• [Records for this exercise]:

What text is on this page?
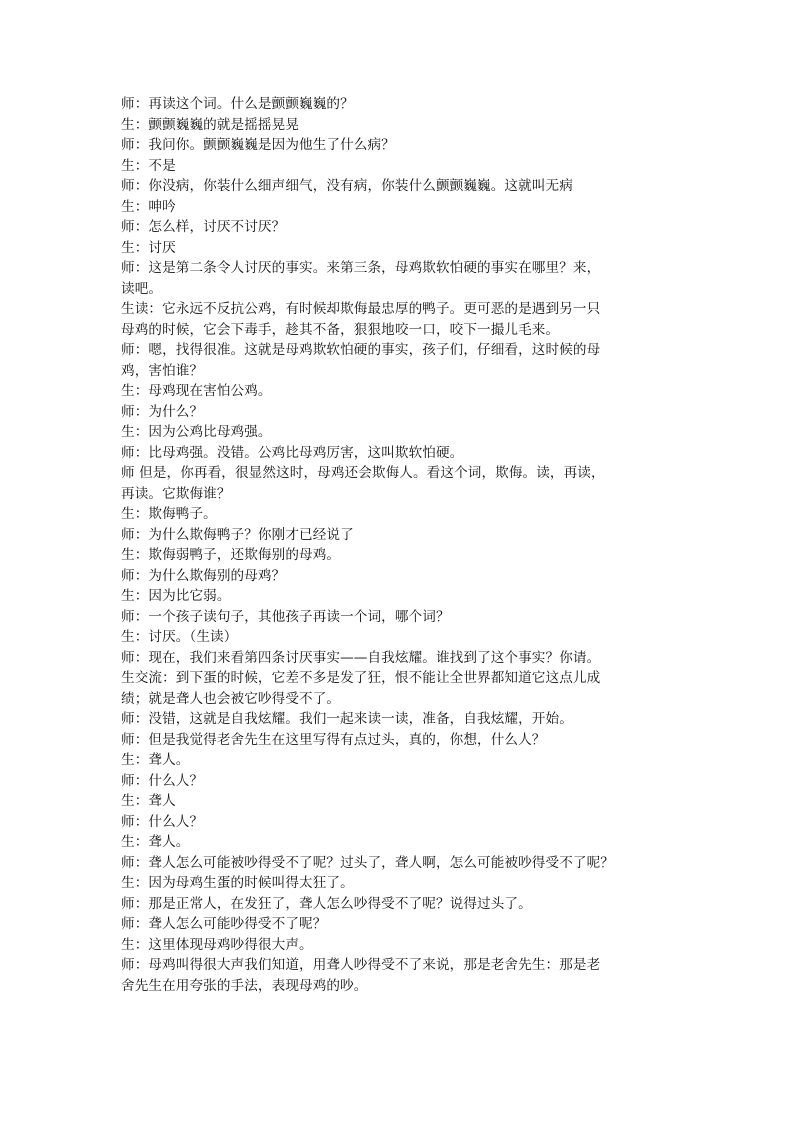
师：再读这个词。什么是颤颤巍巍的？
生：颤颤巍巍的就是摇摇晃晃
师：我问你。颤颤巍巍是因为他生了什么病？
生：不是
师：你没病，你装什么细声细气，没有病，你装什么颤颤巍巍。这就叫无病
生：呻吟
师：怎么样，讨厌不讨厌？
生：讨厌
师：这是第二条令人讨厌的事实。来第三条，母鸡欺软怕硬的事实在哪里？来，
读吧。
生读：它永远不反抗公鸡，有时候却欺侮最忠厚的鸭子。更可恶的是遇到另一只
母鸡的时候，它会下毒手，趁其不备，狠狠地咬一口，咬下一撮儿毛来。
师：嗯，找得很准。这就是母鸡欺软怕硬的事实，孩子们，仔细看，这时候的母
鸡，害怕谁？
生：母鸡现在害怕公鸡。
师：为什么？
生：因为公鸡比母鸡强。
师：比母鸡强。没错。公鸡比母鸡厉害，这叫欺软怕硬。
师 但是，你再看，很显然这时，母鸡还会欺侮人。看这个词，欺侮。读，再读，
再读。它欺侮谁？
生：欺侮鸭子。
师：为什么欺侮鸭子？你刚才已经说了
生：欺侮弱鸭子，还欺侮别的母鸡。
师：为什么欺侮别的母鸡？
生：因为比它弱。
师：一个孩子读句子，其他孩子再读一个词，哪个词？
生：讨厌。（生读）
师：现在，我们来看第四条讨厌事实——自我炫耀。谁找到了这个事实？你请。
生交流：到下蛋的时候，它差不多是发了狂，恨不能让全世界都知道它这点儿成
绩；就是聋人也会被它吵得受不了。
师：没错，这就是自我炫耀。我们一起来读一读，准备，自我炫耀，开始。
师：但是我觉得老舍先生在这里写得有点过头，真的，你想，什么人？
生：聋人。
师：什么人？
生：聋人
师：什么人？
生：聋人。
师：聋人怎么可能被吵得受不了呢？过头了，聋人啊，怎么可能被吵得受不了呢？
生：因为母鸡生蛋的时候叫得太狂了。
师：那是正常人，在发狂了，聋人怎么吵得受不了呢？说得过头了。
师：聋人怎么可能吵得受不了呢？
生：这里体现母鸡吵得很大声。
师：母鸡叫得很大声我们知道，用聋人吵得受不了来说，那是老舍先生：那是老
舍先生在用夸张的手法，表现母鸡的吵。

• [What needs to be done]: Only the number is wanted: how many lines contain the string "自我炫耀"?

• [Result for this exercise]: 2